#### Dataset records ####

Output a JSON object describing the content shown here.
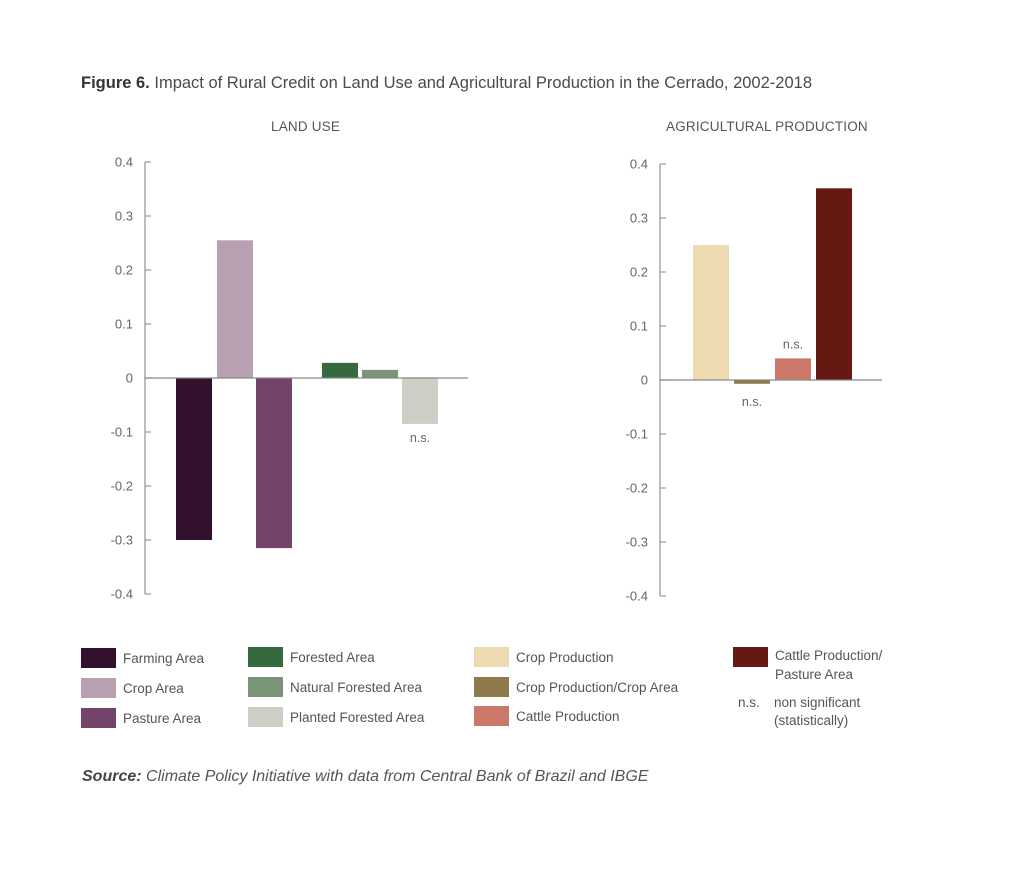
{
  "figure": {
    "title_prefix": "Figure 6.",
    "title_text": "Impact of Rural Credit on Land Use and Agricultural Production in the Cerrado, 2002-2018"
  },
  "chart_data": [
    {
      "type": "bar",
      "title": "LAND USE",
      "xlabel": "",
      "ylabel": "",
      "ylim": [
        -0.4,
        0.4
      ],
      "yticks": [
        0.4,
        0.3,
        0.2,
        0.1,
        0,
        -0.1,
        -0.2,
        -0.3,
        -0.4
      ],
      "ytick_labels": [
        "0.4",
        "0.3",
        "0.2",
        "0.1",
        "0",
        "-0.1",
        "-0.2",
        "-0.3",
        "-0.4"
      ],
      "categories": [
        "Farming Area",
        "Crop Area",
        "Pasture Area",
        "Forested Area",
        "Natural Forested Area",
        "Planted Forested Area"
      ],
      "values": [
        -0.3,
        0.255,
        -0.315,
        0.028,
        0.015,
        -0.085
      ],
      "colors": [
        "#33102c",
        "#b89fb2",
        "#744369",
        "#346a3e",
        "#7a9478",
        "#cbcfc6"
      ],
      "significant": [
        true,
        true,
        true,
        true,
        true,
        false
      ],
      "grid": false
    },
    {
      "type": "bar",
      "title": "AGRICULTURAL PRODUCTION",
      "xlabel": "",
      "ylabel": "",
      "ylim": [
        -0.4,
        0.4
      ],
      "yticks": [
        0.4,
        0.3,
        0.2,
        0.1,
        0,
        -0.1,
        -0.2,
        -0.3,
        -0.4
      ],
      "ytick_labels": [
        "0.4",
        "0.3",
        "0.2",
        "0.1",
        "0",
        "-0.1",
        "-0.2",
        "-0.3",
        "-0.4"
      ],
      "categories": [
        "Crop Production",
        "Crop Production/Crop Area",
        "Cattle Production",
        "Cattle Production/Pasture Area"
      ],
      "values": [
        0.25,
        -0.007,
        0.04,
        0.355
      ],
      "colors": [
        "#eedab0",
        "#8e7a4a",
        "#cc7868",
        "#661812"
      ],
      "significant": [
        true,
        false,
        false,
        true
      ],
      "grid": false
    }
  ],
  "annotations": {
    "ns": "n.s."
  },
  "legend": {
    "items": [
      {
        "label": "Farming Area",
        "color": "#33102c"
      },
      {
        "label": "Crop Area",
        "color": "#b89fb2"
      },
      {
        "label": "Pasture Area",
        "color": "#744369"
      },
      {
        "label": "Forested Area",
        "color": "#346a3e"
      },
      {
        "label": "Natural Forested Area",
        "color": "#7a9478"
      },
      {
        "label": "Planted Forested Area",
        "color": "#cbcfc6"
      },
      {
        "label": "Crop Production",
        "color": "#eedab0"
      },
      {
        "label": "Crop Production/Crop Area",
        "color": "#8e7a4a"
      },
      {
        "label": "Cattle Production",
        "color": "#cc7868"
      },
      {
        "label_line1": "Cattle Production/",
        "label_line2": "Pasture Area",
        "color": "#661812"
      }
    ],
    "ns_key": "n.s.",
    "ns_text_line1": "non significant",
    "ns_text_line2": "(statistically)"
  },
  "source": {
    "prefix": "Source:",
    "text": "Climate Policy Initiative with data from Central Bank of Brazil and IBGE"
  }
}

####

Identify each line in the entries with the word "Pasture" and copy it.

Correct response:
        "Pasture Area",
        "Cattle Production/Pasture Area"
        "label": "Pasture Area",
        "label_line2": "Pasture Area",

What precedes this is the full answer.